Dataset records
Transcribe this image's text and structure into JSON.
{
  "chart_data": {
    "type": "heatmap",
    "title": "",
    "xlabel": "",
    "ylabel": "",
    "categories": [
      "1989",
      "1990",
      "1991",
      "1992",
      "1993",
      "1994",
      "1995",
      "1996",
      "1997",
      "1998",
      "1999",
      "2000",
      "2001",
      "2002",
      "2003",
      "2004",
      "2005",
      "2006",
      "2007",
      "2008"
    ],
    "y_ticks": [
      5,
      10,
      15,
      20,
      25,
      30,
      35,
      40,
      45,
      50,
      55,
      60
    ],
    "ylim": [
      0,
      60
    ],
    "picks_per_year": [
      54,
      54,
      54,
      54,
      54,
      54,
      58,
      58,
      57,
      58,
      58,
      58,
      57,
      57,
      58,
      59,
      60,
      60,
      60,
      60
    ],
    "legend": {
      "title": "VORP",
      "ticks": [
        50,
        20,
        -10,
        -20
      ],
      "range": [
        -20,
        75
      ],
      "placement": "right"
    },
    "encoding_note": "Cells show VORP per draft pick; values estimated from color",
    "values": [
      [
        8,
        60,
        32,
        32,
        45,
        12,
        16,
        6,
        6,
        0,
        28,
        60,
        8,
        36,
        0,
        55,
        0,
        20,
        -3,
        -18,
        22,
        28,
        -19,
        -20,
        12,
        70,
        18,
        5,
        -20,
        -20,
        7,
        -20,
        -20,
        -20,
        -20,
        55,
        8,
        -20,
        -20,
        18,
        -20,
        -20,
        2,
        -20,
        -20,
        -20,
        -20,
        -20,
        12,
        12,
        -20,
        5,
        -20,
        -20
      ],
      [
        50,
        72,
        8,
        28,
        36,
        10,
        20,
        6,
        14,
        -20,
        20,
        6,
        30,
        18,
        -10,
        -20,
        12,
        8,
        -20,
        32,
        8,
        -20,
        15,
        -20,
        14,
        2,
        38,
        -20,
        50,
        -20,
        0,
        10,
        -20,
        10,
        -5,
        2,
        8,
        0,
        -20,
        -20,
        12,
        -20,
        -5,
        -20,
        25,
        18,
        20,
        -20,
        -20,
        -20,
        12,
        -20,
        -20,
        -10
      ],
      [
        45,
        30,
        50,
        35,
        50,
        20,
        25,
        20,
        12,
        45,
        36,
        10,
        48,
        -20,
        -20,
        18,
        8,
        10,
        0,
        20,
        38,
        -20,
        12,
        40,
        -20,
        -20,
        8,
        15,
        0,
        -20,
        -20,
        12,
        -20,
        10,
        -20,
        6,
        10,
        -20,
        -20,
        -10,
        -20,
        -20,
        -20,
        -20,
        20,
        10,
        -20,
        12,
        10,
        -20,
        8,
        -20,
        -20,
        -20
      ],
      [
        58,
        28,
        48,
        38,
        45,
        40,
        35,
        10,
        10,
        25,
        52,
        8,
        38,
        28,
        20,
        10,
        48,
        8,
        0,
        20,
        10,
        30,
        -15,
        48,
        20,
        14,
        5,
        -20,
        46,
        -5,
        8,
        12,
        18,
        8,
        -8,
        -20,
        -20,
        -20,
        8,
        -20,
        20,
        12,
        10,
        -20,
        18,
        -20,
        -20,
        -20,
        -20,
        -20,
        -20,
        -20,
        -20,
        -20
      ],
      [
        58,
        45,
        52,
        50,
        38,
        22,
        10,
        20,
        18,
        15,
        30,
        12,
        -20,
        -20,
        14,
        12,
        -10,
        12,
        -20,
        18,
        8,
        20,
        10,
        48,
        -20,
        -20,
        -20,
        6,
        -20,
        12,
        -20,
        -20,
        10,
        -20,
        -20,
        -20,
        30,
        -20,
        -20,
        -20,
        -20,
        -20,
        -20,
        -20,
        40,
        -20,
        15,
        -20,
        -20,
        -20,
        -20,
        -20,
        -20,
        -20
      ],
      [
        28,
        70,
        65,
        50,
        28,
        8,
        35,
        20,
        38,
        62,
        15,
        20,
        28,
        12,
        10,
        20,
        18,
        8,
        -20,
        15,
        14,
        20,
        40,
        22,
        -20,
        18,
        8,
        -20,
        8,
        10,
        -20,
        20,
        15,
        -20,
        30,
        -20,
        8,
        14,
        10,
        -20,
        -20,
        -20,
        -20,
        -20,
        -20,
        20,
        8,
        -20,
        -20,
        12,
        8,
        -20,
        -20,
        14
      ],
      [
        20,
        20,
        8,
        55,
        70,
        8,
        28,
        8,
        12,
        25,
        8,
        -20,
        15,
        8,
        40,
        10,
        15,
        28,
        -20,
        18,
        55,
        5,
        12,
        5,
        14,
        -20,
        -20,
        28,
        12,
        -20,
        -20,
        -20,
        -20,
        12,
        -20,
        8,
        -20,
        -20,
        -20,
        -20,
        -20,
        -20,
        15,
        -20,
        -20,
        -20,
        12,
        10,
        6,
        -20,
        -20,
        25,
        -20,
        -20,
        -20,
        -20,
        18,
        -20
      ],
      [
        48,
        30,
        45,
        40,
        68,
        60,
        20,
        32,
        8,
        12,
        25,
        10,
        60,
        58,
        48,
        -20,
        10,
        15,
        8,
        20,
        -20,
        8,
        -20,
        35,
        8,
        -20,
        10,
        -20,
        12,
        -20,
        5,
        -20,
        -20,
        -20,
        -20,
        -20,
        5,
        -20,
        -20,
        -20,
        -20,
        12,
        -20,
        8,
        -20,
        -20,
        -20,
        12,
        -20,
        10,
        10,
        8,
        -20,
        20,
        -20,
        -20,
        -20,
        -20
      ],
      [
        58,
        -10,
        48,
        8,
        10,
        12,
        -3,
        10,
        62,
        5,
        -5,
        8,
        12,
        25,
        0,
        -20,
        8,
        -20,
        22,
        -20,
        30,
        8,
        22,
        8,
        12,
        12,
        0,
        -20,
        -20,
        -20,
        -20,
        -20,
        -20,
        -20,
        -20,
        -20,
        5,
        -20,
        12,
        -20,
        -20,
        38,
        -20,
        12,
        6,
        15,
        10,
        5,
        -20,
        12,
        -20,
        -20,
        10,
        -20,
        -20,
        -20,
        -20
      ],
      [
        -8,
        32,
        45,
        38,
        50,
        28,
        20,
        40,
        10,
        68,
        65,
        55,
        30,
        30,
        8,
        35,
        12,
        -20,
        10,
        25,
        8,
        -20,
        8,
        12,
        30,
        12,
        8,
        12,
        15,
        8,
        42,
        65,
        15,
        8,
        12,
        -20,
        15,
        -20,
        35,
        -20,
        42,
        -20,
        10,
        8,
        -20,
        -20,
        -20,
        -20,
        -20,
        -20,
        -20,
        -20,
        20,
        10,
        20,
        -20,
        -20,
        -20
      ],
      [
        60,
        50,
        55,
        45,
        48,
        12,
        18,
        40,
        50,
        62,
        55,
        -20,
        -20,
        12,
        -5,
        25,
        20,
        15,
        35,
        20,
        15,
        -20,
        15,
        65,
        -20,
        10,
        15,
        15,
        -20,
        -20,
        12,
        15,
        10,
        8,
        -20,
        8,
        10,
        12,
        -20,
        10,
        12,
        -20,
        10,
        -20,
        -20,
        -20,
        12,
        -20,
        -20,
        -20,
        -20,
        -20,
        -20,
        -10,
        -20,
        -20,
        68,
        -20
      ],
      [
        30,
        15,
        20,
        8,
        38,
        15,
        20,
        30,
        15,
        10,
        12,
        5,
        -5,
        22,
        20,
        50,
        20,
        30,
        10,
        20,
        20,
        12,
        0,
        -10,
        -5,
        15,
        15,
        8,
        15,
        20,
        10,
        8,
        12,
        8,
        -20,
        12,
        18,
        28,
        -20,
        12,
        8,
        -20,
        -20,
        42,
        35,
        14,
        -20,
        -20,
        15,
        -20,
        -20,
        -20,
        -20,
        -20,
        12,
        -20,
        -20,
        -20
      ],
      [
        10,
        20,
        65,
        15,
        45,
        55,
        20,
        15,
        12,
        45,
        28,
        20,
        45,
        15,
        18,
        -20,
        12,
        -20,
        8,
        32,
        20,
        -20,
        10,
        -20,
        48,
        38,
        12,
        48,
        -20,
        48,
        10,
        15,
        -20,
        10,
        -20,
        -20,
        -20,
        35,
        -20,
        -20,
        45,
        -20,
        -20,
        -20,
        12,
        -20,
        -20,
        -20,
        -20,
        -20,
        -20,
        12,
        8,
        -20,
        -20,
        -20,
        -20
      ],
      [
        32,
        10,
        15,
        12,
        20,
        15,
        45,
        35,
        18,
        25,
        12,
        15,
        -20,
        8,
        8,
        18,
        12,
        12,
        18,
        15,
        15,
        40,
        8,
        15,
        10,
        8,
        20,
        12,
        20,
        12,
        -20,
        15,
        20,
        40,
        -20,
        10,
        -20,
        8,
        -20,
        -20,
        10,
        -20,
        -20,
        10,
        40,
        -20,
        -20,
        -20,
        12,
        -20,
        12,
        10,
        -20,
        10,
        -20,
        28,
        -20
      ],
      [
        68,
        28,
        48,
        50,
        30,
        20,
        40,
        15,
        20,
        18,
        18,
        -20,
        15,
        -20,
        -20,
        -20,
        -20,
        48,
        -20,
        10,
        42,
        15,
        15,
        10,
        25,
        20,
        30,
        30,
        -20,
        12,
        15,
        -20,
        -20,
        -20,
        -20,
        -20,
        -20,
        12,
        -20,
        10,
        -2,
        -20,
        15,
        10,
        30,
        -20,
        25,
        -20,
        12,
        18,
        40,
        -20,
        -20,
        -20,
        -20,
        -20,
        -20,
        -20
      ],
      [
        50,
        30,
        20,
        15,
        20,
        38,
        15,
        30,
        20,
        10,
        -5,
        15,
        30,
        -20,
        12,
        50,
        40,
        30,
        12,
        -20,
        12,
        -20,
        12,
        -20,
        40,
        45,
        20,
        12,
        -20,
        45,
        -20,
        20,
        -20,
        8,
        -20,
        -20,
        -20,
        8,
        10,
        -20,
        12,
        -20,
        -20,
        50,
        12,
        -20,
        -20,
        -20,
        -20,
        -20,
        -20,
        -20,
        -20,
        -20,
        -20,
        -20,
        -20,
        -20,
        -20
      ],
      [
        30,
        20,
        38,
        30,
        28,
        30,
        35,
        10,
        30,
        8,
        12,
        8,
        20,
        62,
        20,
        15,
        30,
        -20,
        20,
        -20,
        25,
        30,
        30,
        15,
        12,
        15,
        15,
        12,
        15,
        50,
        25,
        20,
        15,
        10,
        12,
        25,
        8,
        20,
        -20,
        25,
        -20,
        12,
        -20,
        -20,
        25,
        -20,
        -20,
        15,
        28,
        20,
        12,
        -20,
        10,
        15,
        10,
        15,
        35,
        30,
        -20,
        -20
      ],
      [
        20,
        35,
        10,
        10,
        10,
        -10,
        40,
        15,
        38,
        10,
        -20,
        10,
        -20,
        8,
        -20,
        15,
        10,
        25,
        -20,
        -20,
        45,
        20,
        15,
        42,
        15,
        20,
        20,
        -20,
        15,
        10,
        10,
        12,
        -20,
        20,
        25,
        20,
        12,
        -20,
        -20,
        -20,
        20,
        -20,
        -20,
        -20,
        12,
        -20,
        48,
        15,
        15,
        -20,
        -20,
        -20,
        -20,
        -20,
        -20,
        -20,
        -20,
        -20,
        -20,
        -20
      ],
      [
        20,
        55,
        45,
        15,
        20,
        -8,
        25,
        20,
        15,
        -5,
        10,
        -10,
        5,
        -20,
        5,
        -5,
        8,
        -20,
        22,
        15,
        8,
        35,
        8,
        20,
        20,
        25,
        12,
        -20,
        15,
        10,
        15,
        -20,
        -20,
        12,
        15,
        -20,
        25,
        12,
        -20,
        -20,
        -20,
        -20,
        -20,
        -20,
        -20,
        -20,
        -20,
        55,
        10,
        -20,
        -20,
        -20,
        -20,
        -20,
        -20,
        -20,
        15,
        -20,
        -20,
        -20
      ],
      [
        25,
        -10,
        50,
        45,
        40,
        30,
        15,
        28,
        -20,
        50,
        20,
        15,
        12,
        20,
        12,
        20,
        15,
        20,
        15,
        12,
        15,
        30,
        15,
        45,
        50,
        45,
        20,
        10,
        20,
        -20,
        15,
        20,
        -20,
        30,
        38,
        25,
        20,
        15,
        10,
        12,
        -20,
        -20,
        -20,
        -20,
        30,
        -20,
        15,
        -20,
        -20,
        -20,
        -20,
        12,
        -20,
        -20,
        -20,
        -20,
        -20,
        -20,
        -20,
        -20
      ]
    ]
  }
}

- **WHAT IS NEEDED**
Gather each line in the entries above where the string "values" is found.

- **TASK RESULT**
    "encoding_note": "Cells show VORP per draft pick; values estimated from color",
    "values": [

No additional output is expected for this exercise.